## Begin LISTED ENTRIES

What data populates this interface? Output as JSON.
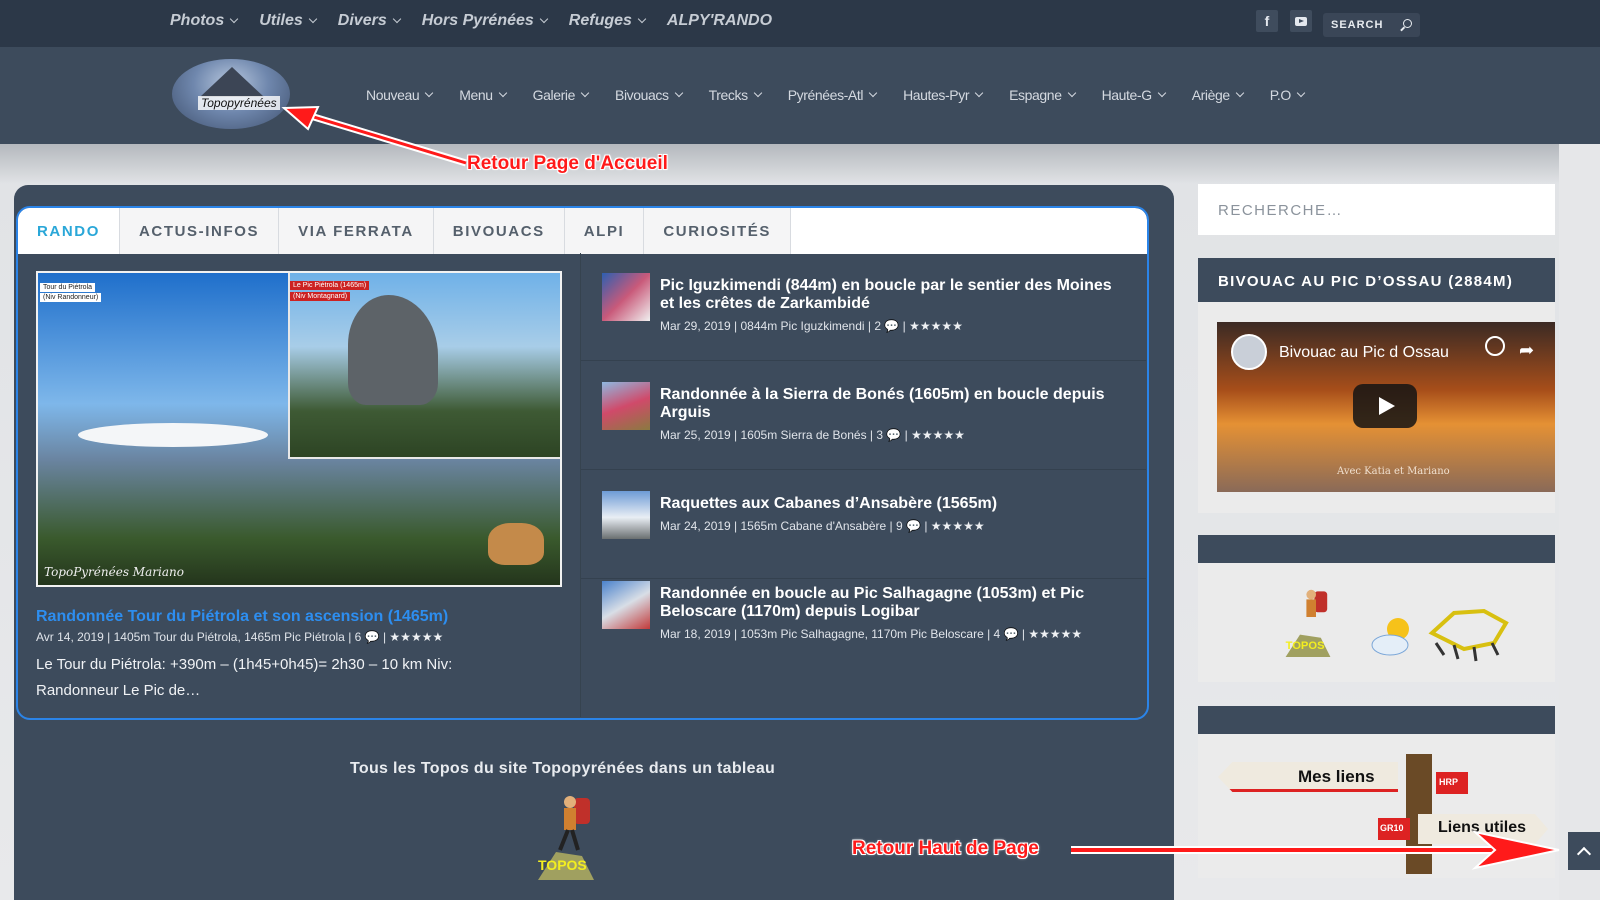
{
  "top_nav": [
    {
      "label": "Photos"
    },
    {
      "label": "Utiles"
    },
    {
      "label": "Divers"
    },
    {
      "label": "Hors Pyrénées"
    },
    {
      "label": "Refuges"
    },
    {
      "label": "ALPY'RANDO"
    }
  ],
  "social": {
    "facebook_glyph": "f",
    "icons": [
      "facebook-icon",
      "youtube-icon"
    ]
  },
  "top_search": {
    "label": "SEARCH"
  },
  "logo": {
    "text": "Topopyrénées"
  },
  "main_nav": [
    {
      "label": "Nouveau"
    },
    {
      "label": "Menu"
    },
    {
      "label": "Galerie"
    },
    {
      "label": "Bivouacs"
    },
    {
      "label": "Trecks"
    },
    {
      "label": "Pyrénées-Atl"
    },
    {
      "label": "Hautes-Pyr"
    },
    {
      "label": "Espagne"
    },
    {
      "label": "Haute-G"
    },
    {
      "label": "Ariège"
    },
    {
      "label": "P.O"
    }
  ],
  "annotations": {
    "home": "Retour Page d'Accueil",
    "top": "Retour Haut de Page"
  },
  "tabs": [
    {
      "label": "RANDO",
      "active": true
    },
    {
      "label": "ACTUS-INFOS"
    },
    {
      "label": "VIA FERRATA"
    },
    {
      "label": "BIVOUACS"
    },
    {
      "label": "ALPI"
    },
    {
      "label": "CURIOSITÉS"
    }
  ],
  "featured": {
    "image_tags": [
      "Tour du Piétrola",
      "(Niv Randonneur)",
      "Le Pic Piétrola (1465m)",
      "(Niv Montagnard)"
    ],
    "image_signature": "TopoPyrénées Mariano",
    "title": "Randonnée Tour du Piétrola et son ascension (1465m)",
    "meta": "Avr 14, 2019 | 1405m Tour du Piétrola, 1465m Pic Piétrola | 6",
    "stars": "★★★★★",
    "excerpt": "Le Tour du Piétrola: +390m – (1h45+0h45)= 2h30 – 10 km Niv: Randonneur Le Pic de…"
  },
  "posts": [
    {
      "title": "Pic Iguzkimendi (844m) en boucle par le sentier des Moines et les crêtes de Zarkambidé",
      "meta": "Mar 29, 2019 | 0844m Pic Iguzkimendi | 2",
      "sep": "|",
      "stars": "★★★★★"
    },
    {
      "title": "Randonnée à la Sierra de Bonés (1605m) en boucle depuis Arguis",
      "meta": "Mar 25, 2019 | 1605m Sierra de Bonés | 3",
      "sep": "|",
      "stars": "★★★★★"
    },
    {
      "title": "Raquettes aux Cabanes d’Ansabère (1565m)",
      "meta": "Mar 24, 2019 | 1565m Cabane d'Ansabère | 9",
      "sep": "|",
      "stars": "★★★★★"
    },
    {
      "title": "Randonnée en boucle au Pic Salhagagne (1053m) et Pic Beloscare (1170m) depuis Logibar",
      "meta": "Mar 18, 2019 | 1053m Pic Salhagagne, 1170m Pic Beloscare | 4",
      "sep": "|",
      "stars": "★★★★★"
    }
  ],
  "topos": {
    "heading": "Tous les Topos du site Topopyrénées dans un tableau",
    "badge": "TOPOS"
  },
  "sidebar": {
    "search_placeholder": "RECHERCHE…",
    "bivouac": {
      "heading": "BIVOUAC AU PIC D’OSSAU (2884M)",
      "video_title": "Bivouac au Pic d Ossau",
      "video_subtitle": "Avec Katia et Mariano"
    },
    "links_sign": {
      "left": "Mes liens",
      "right": "Liens utiles",
      "tag_hrp": "HRP",
      "tag_gr10": "GR10"
    }
  }
}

## End LISTED ENTRIES

DIRECTIONS FOR THIS TASK
Search the records above for the string "Iguzkimendi". Copy every line that contains it.

FINAL RESULT
      "title": "Pic Iguzkimendi (844m) en boucle par le sentier des Moines et les crêtes de Zarkambidé",
      "meta": "Mar 29, 2019 | 0844m Pic Iguzkimendi | 2",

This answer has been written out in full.